# Provided information:
▬▬▬▬▬▬▬▬▬▬
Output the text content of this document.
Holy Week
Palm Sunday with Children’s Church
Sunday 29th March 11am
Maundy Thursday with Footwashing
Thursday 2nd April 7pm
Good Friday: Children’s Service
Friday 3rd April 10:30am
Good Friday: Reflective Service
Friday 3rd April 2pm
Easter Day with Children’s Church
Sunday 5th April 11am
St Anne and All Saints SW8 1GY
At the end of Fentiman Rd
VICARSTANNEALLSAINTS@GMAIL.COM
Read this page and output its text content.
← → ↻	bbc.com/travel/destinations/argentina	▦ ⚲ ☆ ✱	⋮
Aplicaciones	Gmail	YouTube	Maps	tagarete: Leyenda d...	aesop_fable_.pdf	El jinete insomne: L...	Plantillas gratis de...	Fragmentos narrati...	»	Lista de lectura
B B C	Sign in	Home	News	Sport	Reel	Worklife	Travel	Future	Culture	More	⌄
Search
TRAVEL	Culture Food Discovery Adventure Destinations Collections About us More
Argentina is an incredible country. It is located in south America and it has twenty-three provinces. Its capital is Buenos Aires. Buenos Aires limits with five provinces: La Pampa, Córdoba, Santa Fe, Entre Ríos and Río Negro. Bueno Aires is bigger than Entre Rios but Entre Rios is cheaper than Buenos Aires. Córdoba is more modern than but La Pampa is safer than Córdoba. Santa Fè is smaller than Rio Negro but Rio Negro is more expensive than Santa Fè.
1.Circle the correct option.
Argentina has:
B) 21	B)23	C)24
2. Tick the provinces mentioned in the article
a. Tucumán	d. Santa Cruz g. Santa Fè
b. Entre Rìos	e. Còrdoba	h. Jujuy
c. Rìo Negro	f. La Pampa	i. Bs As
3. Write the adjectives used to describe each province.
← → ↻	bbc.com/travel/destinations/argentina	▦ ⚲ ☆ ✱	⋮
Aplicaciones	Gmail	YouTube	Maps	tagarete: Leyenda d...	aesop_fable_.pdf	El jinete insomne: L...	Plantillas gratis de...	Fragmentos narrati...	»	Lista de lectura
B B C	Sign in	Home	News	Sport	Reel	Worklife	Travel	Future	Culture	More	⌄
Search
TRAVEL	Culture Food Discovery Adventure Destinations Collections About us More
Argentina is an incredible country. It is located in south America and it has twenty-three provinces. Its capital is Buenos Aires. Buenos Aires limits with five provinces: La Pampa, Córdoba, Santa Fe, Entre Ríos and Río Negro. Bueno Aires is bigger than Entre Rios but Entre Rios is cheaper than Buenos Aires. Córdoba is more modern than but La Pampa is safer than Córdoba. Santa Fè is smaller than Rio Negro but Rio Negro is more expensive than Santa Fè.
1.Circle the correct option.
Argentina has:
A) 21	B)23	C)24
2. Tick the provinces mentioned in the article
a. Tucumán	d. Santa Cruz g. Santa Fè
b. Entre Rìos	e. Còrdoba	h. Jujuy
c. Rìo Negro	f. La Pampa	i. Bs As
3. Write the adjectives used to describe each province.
▬▬▬▬▬▬▬▬▬▬
Each record above should be restated word for word.

# Response:
Output the text content of this document.
Holy Week
Palm Sunday with Children’s Church
Sunday 29th March 11am
Maundy Thursday with Footwashing
Thursday 2nd April 7pm
Good Friday: Children’s Service
Friday 3rd April 10:30am
Good Friday: Reflective Service
Friday 3rd April 2pm
Easter Day with Children’s Church
Sunday 5th April 11am
St Anne and All Saints SW8 1GY
At the end of Fentiman Rd
VICARSTANNEALLSAINTS@GMAIL.COM
Read this page and output its text content.
← → ↻	bbc.com/travel/destinations/argentina	▦ ⚲ ☆ ✱	⋮
Aplicaciones	Gmail	YouTube	Maps	tagarete: Leyenda d...	aesop_fable_.pdf	El jinete insomne: L...	Plantillas gratis de...	Fragmentos narrati...	»	Lista de lectura
B B C	Sign in	Home	News	Sport	Reel	Worklife	Travel	Future	Culture	More	⌄
Search
TRAVEL	Culture Food Discovery Adventure Destinations Collections About us More
Argentina is an incredible country. It is located in south America and it has twenty-three provinces. Its capital is Buenos Aires. Buenos Aires limits with five provinces: La Pampa, Córdoba, Santa Fe, Entre Ríos and Río Negro. Bueno Aires is bigger than Entre Rios but Entre Rios is cheaper than Buenos Aires. Córdoba is more modern than but La Pampa is safer than Córdoba. Santa Fè is smaller than Rio Negro but Rio Negro is more expensive than Santa Fè.
1.Circle the correct option.
Argentina has:
B) 21	B)23	C)24
2. Tick the provinces mentioned in the article
a. Tucumán	d. Santa Cruz g. Santa Fè
b. Entre Rìos	e. Còrdoba	h. Jujuy
c. Rìo Negro	f. La Pampa	i. Bs As
3. Write the adjectives used to describe each province.
← → ↻	bbc.com/travel/destinations/argentina	▦ ⚲ ☆ ✱	⋮
Aplicaciones	Gmail	YouTube	Maps	tagarete: Leyenda d...	aesop_fable_.pdf	El jinete insomne: L...	Plantillas gratis de...	Fragmentos narrati...	»	Lista de lectura
B B C	Sign in	Home	News	Sport	Reel	Worklife	Travel	Future	Culture	More	⌄
Search
TRAVEL	Culture Food Discovery Adventure Destinations Collections About us More
Argentina is an incredible country. It is located in south America and it has twenty-three provinces. Its capital is Buenos Aires. Buenos Aires limits with five provinces: La Pampa, Córdoba, Santa Fe, Entre Ríos and Río Negro. Bueno Aires is bigger than Entre Rios but Entre Rios is cheaper than Buenos Aires. Córdoba is more modern than but La Pampa is safer than Córdoba. Santa Fè is smaller than Rio Negro but Rio Negro is more expensive than Santa Fè.
1.Circle the correct option.
Argentina has:
A) 21	B)23	C)24
2. Tick the provinces mentioned in the article
a. Tucumán	d. Santa Cruz g. Santa Fè
b. Entre Rìos	e. Còrdoba	h. Jujuy
c. Rìo Negro	f. La Pampa	i. Bs As
3. Write the adjectives used to describe each province.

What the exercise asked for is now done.